[start]

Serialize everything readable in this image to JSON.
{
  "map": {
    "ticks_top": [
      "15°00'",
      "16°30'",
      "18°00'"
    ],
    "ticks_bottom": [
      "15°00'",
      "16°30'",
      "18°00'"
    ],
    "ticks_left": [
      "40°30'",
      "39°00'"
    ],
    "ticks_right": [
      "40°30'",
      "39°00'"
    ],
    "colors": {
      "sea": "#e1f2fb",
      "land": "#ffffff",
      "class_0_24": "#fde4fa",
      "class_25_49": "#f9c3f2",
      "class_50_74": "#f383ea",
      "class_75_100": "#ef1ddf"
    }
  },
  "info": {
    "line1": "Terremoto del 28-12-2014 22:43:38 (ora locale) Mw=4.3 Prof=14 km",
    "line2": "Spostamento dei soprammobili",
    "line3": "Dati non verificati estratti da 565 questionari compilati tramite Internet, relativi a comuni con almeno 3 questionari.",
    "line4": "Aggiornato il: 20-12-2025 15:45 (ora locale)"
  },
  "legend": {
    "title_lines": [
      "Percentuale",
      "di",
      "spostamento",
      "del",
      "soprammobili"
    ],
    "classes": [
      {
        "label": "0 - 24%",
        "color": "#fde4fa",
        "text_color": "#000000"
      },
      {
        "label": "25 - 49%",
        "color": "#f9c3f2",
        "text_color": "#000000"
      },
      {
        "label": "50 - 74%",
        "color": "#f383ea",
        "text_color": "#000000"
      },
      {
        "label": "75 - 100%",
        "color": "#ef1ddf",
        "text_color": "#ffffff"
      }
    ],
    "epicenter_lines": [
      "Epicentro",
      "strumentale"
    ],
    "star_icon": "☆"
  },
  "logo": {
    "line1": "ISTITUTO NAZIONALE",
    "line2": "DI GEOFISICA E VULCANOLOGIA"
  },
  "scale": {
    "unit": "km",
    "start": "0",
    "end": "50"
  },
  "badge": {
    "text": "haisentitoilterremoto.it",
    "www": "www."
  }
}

[end]

== GIVEN TASK ==
Identify all lines in the records above with the word "soprammobili".

== EXERCISE RESULT ==
    "line2": "Spostamento dei soprammobili",
      "soprammobili"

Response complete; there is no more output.